Records shown:

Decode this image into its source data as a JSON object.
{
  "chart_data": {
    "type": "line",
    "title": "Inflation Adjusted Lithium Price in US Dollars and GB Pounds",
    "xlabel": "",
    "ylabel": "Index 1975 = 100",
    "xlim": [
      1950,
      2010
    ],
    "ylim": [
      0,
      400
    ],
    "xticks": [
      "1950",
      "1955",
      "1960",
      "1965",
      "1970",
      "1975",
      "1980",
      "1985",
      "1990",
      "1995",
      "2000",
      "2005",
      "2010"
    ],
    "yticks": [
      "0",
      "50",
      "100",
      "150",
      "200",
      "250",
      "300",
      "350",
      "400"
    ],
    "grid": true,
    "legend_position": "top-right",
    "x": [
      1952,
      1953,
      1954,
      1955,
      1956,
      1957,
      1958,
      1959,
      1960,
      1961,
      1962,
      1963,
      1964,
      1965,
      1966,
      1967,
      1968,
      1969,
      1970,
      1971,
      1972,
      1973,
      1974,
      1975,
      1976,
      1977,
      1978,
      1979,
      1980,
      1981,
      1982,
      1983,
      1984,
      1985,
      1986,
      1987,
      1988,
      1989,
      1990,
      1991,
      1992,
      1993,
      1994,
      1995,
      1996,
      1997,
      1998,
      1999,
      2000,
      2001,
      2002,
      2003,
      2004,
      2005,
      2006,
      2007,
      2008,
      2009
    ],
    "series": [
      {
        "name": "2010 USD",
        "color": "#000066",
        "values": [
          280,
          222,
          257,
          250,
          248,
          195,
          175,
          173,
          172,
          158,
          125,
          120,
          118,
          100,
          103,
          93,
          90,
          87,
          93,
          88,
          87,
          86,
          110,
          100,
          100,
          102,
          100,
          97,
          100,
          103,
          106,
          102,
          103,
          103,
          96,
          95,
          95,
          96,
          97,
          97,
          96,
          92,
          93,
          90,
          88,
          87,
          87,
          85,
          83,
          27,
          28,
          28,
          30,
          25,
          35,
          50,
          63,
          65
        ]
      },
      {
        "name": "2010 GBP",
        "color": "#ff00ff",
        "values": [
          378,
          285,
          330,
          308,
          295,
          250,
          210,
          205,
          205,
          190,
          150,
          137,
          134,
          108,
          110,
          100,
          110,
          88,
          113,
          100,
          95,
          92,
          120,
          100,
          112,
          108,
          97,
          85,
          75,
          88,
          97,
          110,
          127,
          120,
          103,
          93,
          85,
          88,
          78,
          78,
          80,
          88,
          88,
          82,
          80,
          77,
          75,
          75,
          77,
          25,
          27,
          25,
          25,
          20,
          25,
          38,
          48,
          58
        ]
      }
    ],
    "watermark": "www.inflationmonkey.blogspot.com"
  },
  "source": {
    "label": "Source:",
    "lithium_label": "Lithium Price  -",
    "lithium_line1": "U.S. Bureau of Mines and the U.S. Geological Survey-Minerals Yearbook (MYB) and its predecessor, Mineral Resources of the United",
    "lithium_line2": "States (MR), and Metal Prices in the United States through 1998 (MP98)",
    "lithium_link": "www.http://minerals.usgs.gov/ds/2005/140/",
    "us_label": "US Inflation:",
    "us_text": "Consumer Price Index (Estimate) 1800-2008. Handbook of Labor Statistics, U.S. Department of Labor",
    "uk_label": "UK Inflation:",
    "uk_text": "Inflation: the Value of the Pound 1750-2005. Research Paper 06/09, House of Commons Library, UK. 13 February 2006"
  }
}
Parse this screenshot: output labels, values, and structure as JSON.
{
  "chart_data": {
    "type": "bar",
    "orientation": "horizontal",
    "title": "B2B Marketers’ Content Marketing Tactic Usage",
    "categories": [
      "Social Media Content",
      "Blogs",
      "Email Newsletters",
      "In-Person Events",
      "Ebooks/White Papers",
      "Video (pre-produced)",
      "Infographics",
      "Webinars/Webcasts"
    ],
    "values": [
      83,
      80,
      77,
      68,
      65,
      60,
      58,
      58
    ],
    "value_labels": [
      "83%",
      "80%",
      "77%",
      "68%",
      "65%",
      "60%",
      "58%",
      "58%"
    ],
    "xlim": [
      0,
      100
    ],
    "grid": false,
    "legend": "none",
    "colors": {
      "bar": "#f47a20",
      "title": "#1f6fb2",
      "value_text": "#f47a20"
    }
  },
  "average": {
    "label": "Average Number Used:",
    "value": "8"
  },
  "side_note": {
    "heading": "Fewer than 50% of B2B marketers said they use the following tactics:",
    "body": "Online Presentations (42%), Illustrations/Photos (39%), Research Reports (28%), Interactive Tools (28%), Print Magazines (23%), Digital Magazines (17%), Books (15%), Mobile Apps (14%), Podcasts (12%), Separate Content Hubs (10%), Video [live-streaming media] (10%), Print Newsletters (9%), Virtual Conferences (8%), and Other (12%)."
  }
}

Aim:
Write out the listing once more, matching it exactly.

Full response:
Decode this image into its source data as a JSON object.
{
  "chart_data": {
    "type": "line",
    "title": "Inflation Adjusted Lithium Price in US Dollars and GB Pounds",
    "xlabel": "",
    "ylabel": "Index 1975 = 100",
    "xlim": [
      1950,
      2010
    ],
    "ylim": [
      0,
      400
    ],
    "xticks": [
      "1950",
      "1955",
      "1960",
      "1965",
      "1970",
      "1975",
      "1980",
      "1985",
      "1990",
      "1995",
      "2000",
      "2005",
      "2010"
    ],
    "yticks": [
      "0",
      "50",
      "100",
      "150",
      "200",
      "250",
      "300",
      "350",
      "400"
    ],
    "grid": true,
    "legend_position": "top-right",
    "x": [
      1952,
      1953,
      1954,
      1955,
      1956,
      1957,
      1958,
      1959,
      1960,
      1961,
      1962,
      1963,
      1964,
      1965,
      1966,
      1967,
      1968,
      1969,
      1970,
      1971,
      1972,
      1973,
      1974,
      1975,
      1976,
      1977,
      1978,
      1979,
      1980,
      1981,
      1982,
      1983,
      1984,
      1985,
      1986,
      1987,
      1988,
      1989,
      1990,
      1991,
      1992,
      1993,
      1994,
      1995,
      1996,
      1997,
      1998,
      1999,
      2000,
      2001,
      2002,
      2003,
      2004,
      2005,
      2006,
      2007,
      2008,
      2009
    ],
    "series": [
      {
        "name": "2010 USD",
        "color": "#000066",
        "values": [
          280,
          222,
          257,
          250,
          248,
          195,
          175,
          173,
          172,
          158,
          125,
          120,
          118,
          100,
          103,
          93,
          90,
          87,
          93,
          88,
          87,
          86,
          110,
          100,
          100,
          102,
          100,
          97,
          100,
          103,
          106,
          102,
          103,
          103,
          96,
          95,
          95,
          96,
          97,
          97,
          96,
          92,
          93,
          90,
          88,
          87,
          87,
          85,
          83,
          27,
          28,
          28,
          30,
          25,
          35,
          50,
          63,
          65
        ]
      },
      {
        "name": "2010 GBP",
        "color": "#ff00ff",
        "values": [
          378,
          285,
          330,
          308,
          295,
          250,
          210,
          205,
          205,
          190,
          150,
          137,
          134,
          108,
          110,
          100,
          110,
          88,
          113,
          100,
          95,
          92,
          120,
          100,
          112,
          108,
          97,
          85,
          75,
          88,
          97,
          110,
          127,
          120,
          103,
          93,
          85,
          88,
          78,
          78,
          80,
          88,
          88,
          82,
          80,
          77,
          75,
          75,
          77,
          25,
          27,
          25,
          25,
          20,
          25,
          38,
          48,
          58
        ]
      }
    ],
    "watermark": "www.inflationmonkey.blogspot.com"
  },
  "source": {
    "label": "Source:",
    "lithium_label": "Lithium Price  -",
    "lithium_line1": "U.S. Bureau of Mines and the U.S. Geological Survey-Minerals Yearbook (MYB) and its predecessor, Mineral Resources of the United",
    "lithium_line2": "States (MR), and Metal Prices in the United States through 1998 (MP98)",
    "lithium_link": "www.http://minerals.usgs.gov/ds/2005/140/",
    "us_label": "US Inflation:",
    "us_text": "Consumer Price Index (Estimate) 1800-2008. Handbook of Labor Statistics, U.S. Department of Labor",
    "uk_label": "UK Inflation:",
    "uk_text": "Inflation: the Value of the Pound 1750-2005. Research Paper 06/09, House of Commons Library, UK. 13 February 2006"
  }
}
Parse this screenshot: output labels, values, and structure as JSON.
{
  "chart_data": {
    "type": "bar",
    "orientation": "horizontal",
    "title": "B2B Marketers’ Content Marketing Tactic Usage",
    "categories": [
      "Social Media Content",
      "Blogs",
      "Email Newsletters",
      "In-Person Events",
      "Ebooks/White Papers",
      "Video (pre-produced)",
      "Infographics",
      "Webinars/Webcasts"
    ],
    "values": [
      83,
      80,
      77,
      68,
      65,
      60,
      58,
      58
    ],
    "value_labels": [
      "83%",
      "80%",
      "77%",
      "68%",
      "65%",
      "60%",
      "58%",
      "58%"
    ],
    "xlim": [
      0,
      100
    ],
    "grid": false,
    "legend": "none",
    "colors": {
      "bar": "#f47a20",
      "title": "#1f6fb2",
      "value_text": "#f47a20"
    }
  },
  "average": {
    "label": "Average Number Used:",
    "value": "8"
  },
  "side_note": {
    "heading": "Fewer than 50% of B2B marketers said they use the following tactics:",
    "body": "Online Presentations (42%), Illustrations/Photos (39%), Research Reports (28%), Interactive Tools (28%), Print Magazines (23%), Digital Magazines (17%), Books (15%), Mobile Apps (14%), Podcasts (12%), Separate Content Hubs (10%), Video [live-streaming media] (10%), Print Newsletters (9%), Virtual Conferences (8%), and Other (12%)."
  }
}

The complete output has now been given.